======== SUPPLIED INFORMATION ========

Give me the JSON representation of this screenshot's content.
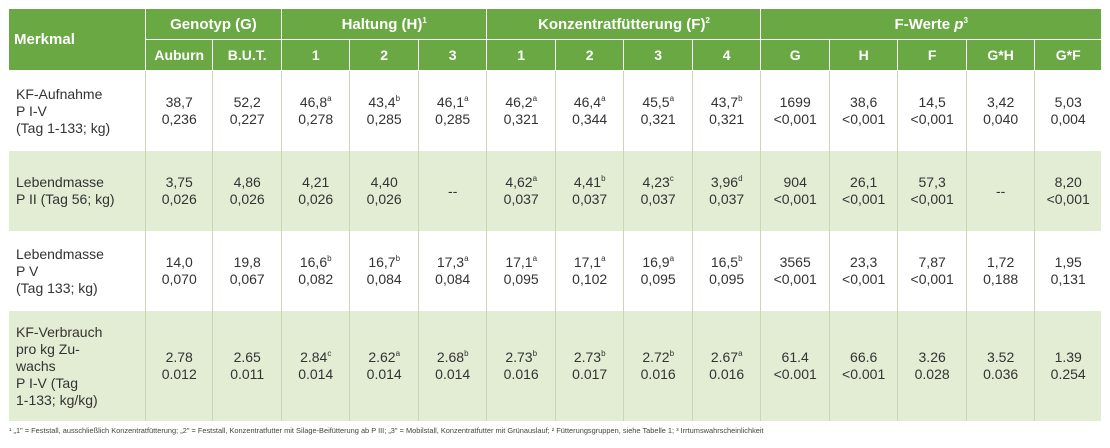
{
  "header": {
    "merkmal": "Merkmal",
    "groups": [
      {
        "label": "Genotyp (G)",
        "sup": ""
      },
      {
        "label": "Haltung (H)",
        "sup": "1"
      },
      {
        "label": "Konzentratfütterung (F)",
        "sup": "2"
      },
      {
        "label": "F-Werte ",
        "p": "p",
        "sup": "3"
      }
    ],
    "sub": [
      "Auburn",
      "B.U.T.",
      "1",
      "2",
      "3",
      "1",
      "2",
      "3",
      "4",
      "G",
      "H",
      "F",
      "G*H",
      "G*F"
    ]
  },
  "rows": [
    {
      "label": [
        "KF-Aufnahme",
        "P I-V",
        "(Tag 1-133; kg)"
      ],
      "cells": [
        {
          "v1": "38,7",
          "s": "",
          "v2": "0,236"
        },
        {
          "v1": "52,2",
          "s": "",
          "v2": "0,227"
        },
        {
          "v1": "46,8",
          "s": "a",
          "v2": "0,278"
        },
        {
          "v1": "43,4",
          "s": "b",
          "v2": "0,285"
        },
        {
          "v1": "46,1",
          "s": "a",
          "v2": "0,285"
        },
        {
          "v1": "46,2",
          "s": "a",
          "v2": "0,321"
        },
        {
          "v1": "46,4",
          "s": "a",
          "v2": "0,344"
        },
        {
          "v1": "45,5",
          "s": "a",
          "v2": "0,321"
        },
        {
          "v1": "43,7",
          "s": "b",
          "v2": "0,321"
        },
        {
          "v1": "1699",
          "s": "",
          "v2": "<0,001"
        },
        {
          "v1": "38,6",
          "s": "",
          "v2": "<0,001"
        },
        {
          "v1": "14,5",
          "s": "",
          "v2": "<0,001"
        },
        {
          "v1": "3,42",
          "s": "",
          "v2": "0,040"
        },
        {
          "v1": "5,03",
          "s": "",
          "v2": "0,004"
        }
      ]
    },
    {
      "label": [
        "Lebendmasse",
        "P II (Tag 56; kg)"
      ],
      "cells": [
        {
          "v1": "3,75",
          "s": "",
          "v2": "0,026"
        },
        {
          "v1": "4,86",
          "s": "",
          "v2": "0,026"
        },
        {
          "v1": "4,21",
          "s": "",
          "v2": "0,026"
        },
        {
          "v1": "4,40",
          "s": "",
          "v2": "0,026"
        },
        {
          "v1": "--",
          "s": "",
          "v2": ""
        },
        {
          "v1": "4,62",
          "s": "a",
          "v2": "0,037"
        },
        {
          "v1": "4,41",
          "s": "b",
          "v2": "0,037"
        },
        {
          "v1": "4,23",
          "s": "c",
          "v2": "0,037"
        },
        {
          "v1": "3,96",
          "s": "d",
          "v2": "0,037"
        },
        {
          "v1": "904",
          "s": "",
          "v2": "<0,001"
        },
        {
          "v1": "26,1",
          "s": "",
          "v2": "<0,001"
        },
        {
          "v1": "57,3",
          "s": "",
          "v2": "<0,001"
        },
        {
          "v1": "--",
          "s": "",
          "v2": ""
        },
        {
          "v1": "8,20",
          "s": "",
          "v2": "<0,001"
        }
      ]
    },
    {
      "label": [
        "Lebendmasse",
        "P V",
        "(Tag 133; kg)"
      ],
      "cells": [
        {
          "v1": "14,0",
          "s": "",
          "v2": "0,070"
        },
        {
          "v1": "19,8",
          "s": "",
          "v2": "0,067"
        },
        {
          "v1": "16,6",
          "s": "b",
          "v2": "0,082"
        },
        {
          "v1": "16,7",
          "s": "b",
          "v2": "0,084"
        },
        {
          "v1": "17,3",
          "s": "a",
          "v2": "0,084"
        },
        {
          "v1": "17,1",
          "s": "a",
          "v2": "0,095"
        },
        {
          "v1": "17,1",
          "s": "a",
          "v2": "0,102"
        },
        {
          "v1": "16,9",
          "s": "a",
          "v2": "0,095"
        },
        {
          "v1": "16,5",
          "s": "b",
          "v2": "0,095"
        },
        {
          "v1": "3565",
          "s": "",
          "v2": "<0,001"
        },
        {
          "v1": "23,3",
          "s": "",
          "v2": "<0,001"
        },
        {
          "v1": "7,87",
          "s": "",
          "v2": "<0,001"
        },
        {
          "v1": "1,72",
          "s": "",
          "v2": "0,188"
        },
        {
          "v1": "1,95",
          "s": "",
          "v2": "0,131"
        }
      ]
    },
    {
      "label": [
        "KF-Verbrauch",
        "pro kg Zu-",
        "wachs",
        "P I-V (Tag",
        "1-133; kg/kg)"
      ],
      "cells": [
        {
          "v1": "2.78",
          "s": "",
          "v2": "0.012"
        },
        {
          "v1": "2.65",
          "s": "",
          "v2": "0.011"
        },
        {
          "v1": "2.84",
          "s": "c",
          "v2": "0.014"
        },
        {
          "v1": "2.62",
          "s": "a",
          "v2": "0.014"
        },
        {
          "v1": "2.68",
          "s": "b",
          "v2": "0.014"
        },
        {
          "v1": "2.73",
          "s": "b",
          "v2": "0.016"
        },
        {
          "v1": "2.73",
          "s": "b",
          "v2": "0.017"
        },
        {
          "v1": "2.72",
          "s": "b",
          "v2": "0.016"
        },
        {
          "v1": "2.67",
          "s": "a",
          "v2": "0.016"
        },
        {
          "v1": "61.4",
          "s": "",
          "v2": "<0.001"
        },
        {
          "v1": "66.6",
          "s": "",
          "v2": "<0.001"
        },
        {
          "v1": "3.26",
          "s": "",
          "v2": "0.028"
        },
        {
          "v1": "3.52",
          "s": "",
          "v2": "0.036"
        },
        {
          "v1": "1.39",
          "s": "",
          "v2": "0.254"
        }
      ]
    }
  ],
  "footnote": "¹ „1\" = Feststall, ausschließlich Konzentratfütterung; „2\" = Feststall, Konzentratfutter mit Silage-Beifütterung ab P III; „3\" = Mobilstall, Konzentratfutter mit Grünauslauf; ² Fütterungsgruppen, siehe Tabelle 1; ³ Irrtumswahrscheinlichkeit",
  "colors": {
    "header_bg": "#6aa843",
    "row_alt_bg": "#e3edd4",
    "row_bg": "#ffffff"
  }
}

========

Without the pictures, write out the whole listing above exactly as it appears.

Give me the JSON representation of this screenshot's content.
{
  "header": {
    "merkmal": "Merkmal",
    "groups": [
      {
        "label": "Genotyp (G)",
        "sup": ""
      },
      {
        "label": "Haltung (H)",
        "sup": "1"
      },
      {
        "label": "Konzentratfütterung (F)",
        "sup": "2"
      },
      {
        "label": "F-Werte ",
        "p": "p",
        "sup": "3"
      }
    ],
    "sub": [
      "Auburn",
      "B.U.T.",
      "1",
      "2",
      "3",
      "1",
      "2",
      "3",
      "4",
      "G",
      "H",
      "F",
      "G*H",
      "G*F"
    ]
  },
  "rows": [
    {
      "label": [
        "KF-Aufnahme",
        "P I-V",
        "(Tag 1-133; kg)"
      ],
      "cells": [
        {
          "v1": "38,7",
          "s": "",
          "v2": "0,236"
        },
        {
          "v1": "52,2",
          "s": "",
          "v2": "0,227"
        },
        {
          "v1": "46,8",
          "s": "a",
          "v2": "0,278"
        },
        {
          "v1": "43,4",
          "s": "b",
          "v2": "0,285"
        },
        {
          "v1": "46,1",
          "s": "a",
          "v2": "0,285"
        },
        {
          "v1": "46,2",
          "s": "a",
          "v2": "0,321"
        },
        {
          "v1": "46,4",
          "s": "a",
          "v2": "0,344"
        },
        {
          "v1": "45,5",
          "s": "a",
          "v2": "0,321"
        },
        {
          "v1": "43,7",
          "s": "b",
          "v2": "0,321"
        },
        {
          "v1": "1699",
          "s": "",
          "v2": "<0,001"
        },
        {
          "v1": "38,6",
          "s": "",
          "v2": "<0,001"
        },
        {
          "v1": "14,5",
          "s": "",
          "v2": "<0,001"
        },
        {
          "v1": "3,42",
          "s": "",
          "v2": "0,040"
        },
        {
          "v1": "5,03",
          "s": "",
          "v2": "0,004"
        }
      ]
    },
    {
      "label": [
        "Lebendmasse",
        "P II (Tag 56; kg)"
      ],
      "cells": [
        {
          "v1": "3,75",
          "s": "",
          "v2": "0,026"
        },
        {
          "v1": "4,86",
          "s": "",
          "v2": "0,026"
        },
        {
          "v1": "4,21",
          "s": "",
          "v2": "0,026"
        },
        {
          "v1": "4,40",
          "s": "",
          "v2": "0,026"
        },
        {
          "v1": "--",
          "s": "",
          "v2": ""
        },
        {
          "v1": "4,62",
          "s": "a",
          "v2": "0,037"
        },
        {
          "v1": "4,41",
          "s": "b",
          "v2": "0,037"
        },
        {
          "v1": "4,23",
          "s": "c",
          "v2": "0,037"
        },
        {
          "v1": "3,96",
          "s": "d",
          "v2": "0,037"
        },
        {
          "v1": "904",
          "s": "",
          "v2": "<0,001"
        },
        {
          "v1": "26,1",
          "s": "",
          "v2": "<0,001"
        },
        {
          "v1": "57,3",
          "s": "",
          "v2": "<0,001"
        },
        {
          "v1": "--",
          "s": "",
          "v2": ""
        },
        {
          "v1": "8,20",
          "s": "",
          "v2": "<0,001"
        }
      ]
    },
    {
      "label": [
        "Lebendmasse",
        "P V",
        "(Tag 133; kg)"
      ],
      "cells": [
        {
          "v1": "14,0",
          "s": "",
          "v2": "0,070"
        },
        {
          "v1": "19,8",
          "s": "",
          "v2": "0,067"
        },
        {
          "v1": "16,6",
          "s": "b",
          "v2": "0,082"
        },
        {
          "v1": "16,7",
          "s": "b",
          "v2": "0,084"
        },
        {
          "v1": "17,3",
          "s": "a",
          "v2": "0,084"
        },
        {
          "v1": "17,1",
          "s": "a",
          "v2": "0,095"
        },
        {
          "v1": "17,1",
          "s": "a",
          "v2": "0,102"
        },
        {
          "v1": "16,9",
          "s": "a",
          "v2": "0,095"
        },
        {
          "v1": "16,5",
          "s": "b",
          "v2": "0,095"
        },
        {
          "v1": "3565",
          "s": "",
          "v2": "<0,001"
        },
        {
          "v1": "23,3",
          "s": "",
          "v2": "<0,001"
        },
        {
          "v1": "7,87",
          "s": "",
          "v2": "<0,001"
        },
        {
          "v1": "1,72",
          "s": "",
          "v2": "0,188"
        },
        {
          "v1": "1,95",
          "s": "",
          "v2": "0,131"
        }
      ]
    },
    {
      "label": [
        "KF-Verbrauch",
        "pro kg Zu-",
        "wachs",
        "P I-V (Tag",
        "1-133; kg/kg)"
      ],
      "cells": [
        {
          "v1": "2.78",
          "s": "",
          "v2": "0.012"
        },
        {
          "v1": "2.65",
          "s": "",
          "v2": "0.011"
        },
        {
          "v1": "2.84",
          "s": "c",
          "v2": "0.014"
        },
        {
          "v1": "2.62",
          "s": "a",
          "v2": "0.014"
        },
        {
          "v1": "2.68",
          "s": "b",
          "v2": "0.014"
        },
        {
          "v1": "2.73",
          "s": "b",
          "v2": "0.016"
        },
        {
          "v1": "2.73",
          "s": "b",
          "v2": "0.017"
        },
        {
          "v1": "2.72",
          "s": "b",
          "v2": "0.016"
        },
        {
          "v1": "2.67",
          "s": "a",
          "v2": "0.016"
        },
        {
          "v1": "61.4",
          "s": "",
          "v2": "<0.001"
        },
        {
          "v1": "66.6",
          "s": "",
          "v2": "<0.001"
        },
        {
          "v1": "3.26",
          "s": "",
          "v2": "0.028"
        },
        {
          "v1": "3.52",
          "s": "",
          "v2": "0.036"
        },
        {
          "v1": "1.39",
          "s": "",
          "v2": "0.254"
        }
      ]
    }
  ],
  "footnote": "¹ „1\" = Feststall, ausschließlich Konzentratfütterung; „2\" = Feststall, Konzentratfutter mit Silage-Beifütterung ab P III; „3\" = Mobilstall, Konzentratfutter mit Grünauslauf; ² Fütterungsgruppen, siehe Tabelle 1; ³ Irrtumswahrscheinlichkeit",
  "colors": {
    "header_bg": "#6aa843",
    "row_alt_bg": "#e3edd4",
    "row_bg": "#ffffff"
  }
}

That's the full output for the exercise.